** Start Excerpted data **

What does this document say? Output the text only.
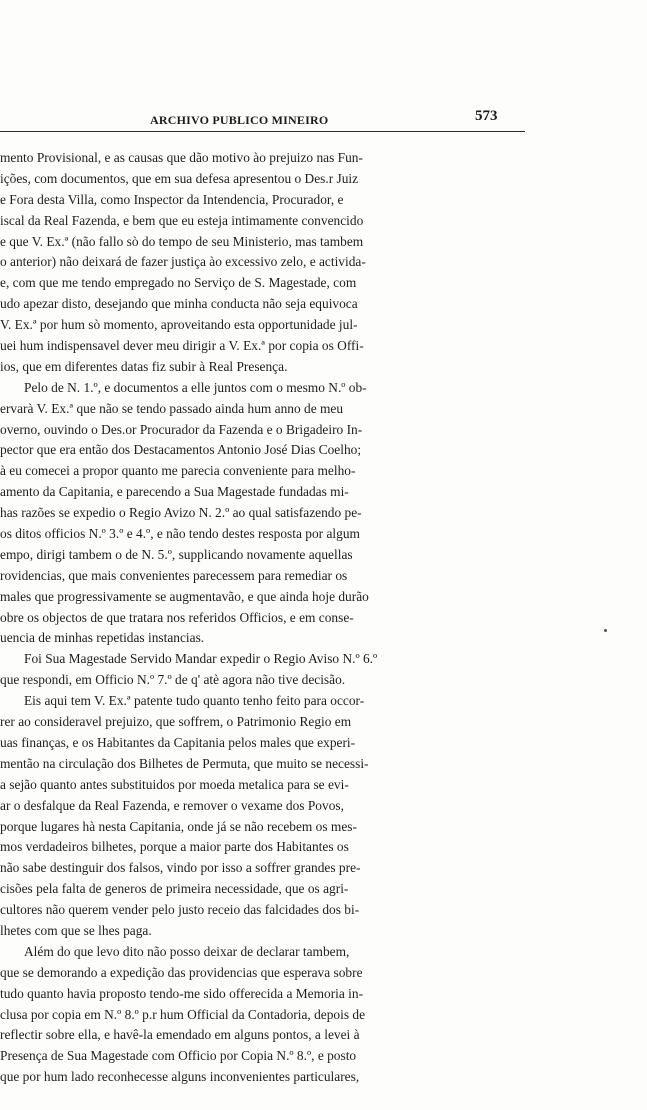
ARCHIVO PUBLICO MINEIRO	573
mento Provisional, e as causas que dão motivo ào prejuizo nas Fun-
ições, com documentos, que em sua defesa apresentou o Des.r Juiz
e Fora desta Villa, como Inspector da Intendencia, Procurador, e
iscal da Real Fazenda, e bem que eu esteja intimamente convencido
e que V. Ex.ª (não fallo sò do tempo de seu Ministerio, mas tambem
o anterior) não deixará de fazer justiça ào excessivo zelo, e activida-
e, com que me tendo empregado no Serviço de S. Magestade, com
udo apezar disto, desejando que minha conducta não seja equivoca
V. Ex.ª por hum sò momento, aproveitando esta opportunidade jul-
uei hum indispensavel dever meu dirigir a V. Ex.ª por copia os Offi-
ios, que em diferentes datas fiz subir à Real Presença.
Pelo de N. 1.º, e documentos a elle juntos com o mesmo N.º ob-
ervarà V. Ex.ª que não se tendo passado ainda hum anno de meu
overno, ouvindo o Des.or Procurador da Fazenda e o Brigadeiro In-
pector que era então dos Destacamentos Antonio José Dias Coelho;
à eu comecei a propor quanto me parecia conveniente para melho-
amento da Capitania, e parecendo a Sua Magestade fundadas mi-
has razões se expedio o Regio Avizo N. 2.º ao qual satisfazendo pe-
os ditos officios N.º 3.º e 4.º, e não tendo destes resposta por algum
empo, dirigi tambem o de N. 5.º, supplicando novamente aquellas
rovidencias, que mais convenientes parecessem para remediar os
males que progressivamente se augmentavão, e que ainda hoje durão
obre os objectos de que tratara nos referidos Officios, e em conse-
uencia de minhas repetidas instancias.
Foi Sua Magestade Servido Mandar expedir o Regio Aviso N.º 6.º
que respondi, em Officio N.º 7.º de q' atè agora não tive decisão.
Eis aqui tem V. Ex.ª patente tudo quanto tenho feito para occor-
rer ao consideravel prejuizo, que soffrem, o Patrimonio Regio em
uas finanças, e os Habitantes da Capitania pelos males que experi-
mentão na circulação dos Bilhetes de Permuta, que muito se necessi-
a sejão quanto antes substituidos por moeda metalica para se evi-
ar o desfalque da Real Fazenda, e remover o vexame dos Povos,
porque lugares hà nesta Capitania, onde já se não recebem os mes-
mos verdadeiros bilhetes, porque a maior parte dos Habitantes os
não sabe destinguir dos falsos, vindo por isso a soffrer grandes pre-
cisões pela falta de generos de primeira necessidade, que os agri-
cultores não querem vender pelo justo receio das falcidades dos bi-
lhetes com que se lhes paga.
Além do que levo dito não posso deixar de declarar tambem,
que se demorando a expedição das providencias que esperava sobre
tudo quanto havia proposto tendo-me sido offerecida a Memoria in-
clusa por copia em N.º 8.º p.r hum Official da Contadoria, depois de
reflectir sobre ella, e havê-la emendado em alguns pontos, a levei à
Presença de Sua Magestade com Officio por Copia N.º 8.º, e posto
que por hum lado reconhecesse alguns inconvenientes particulares,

** End Excerpted data **

• Given exercise: Work out how many lines in the records above contain the word "tendo", and reply with that number alone.

• Task output: 4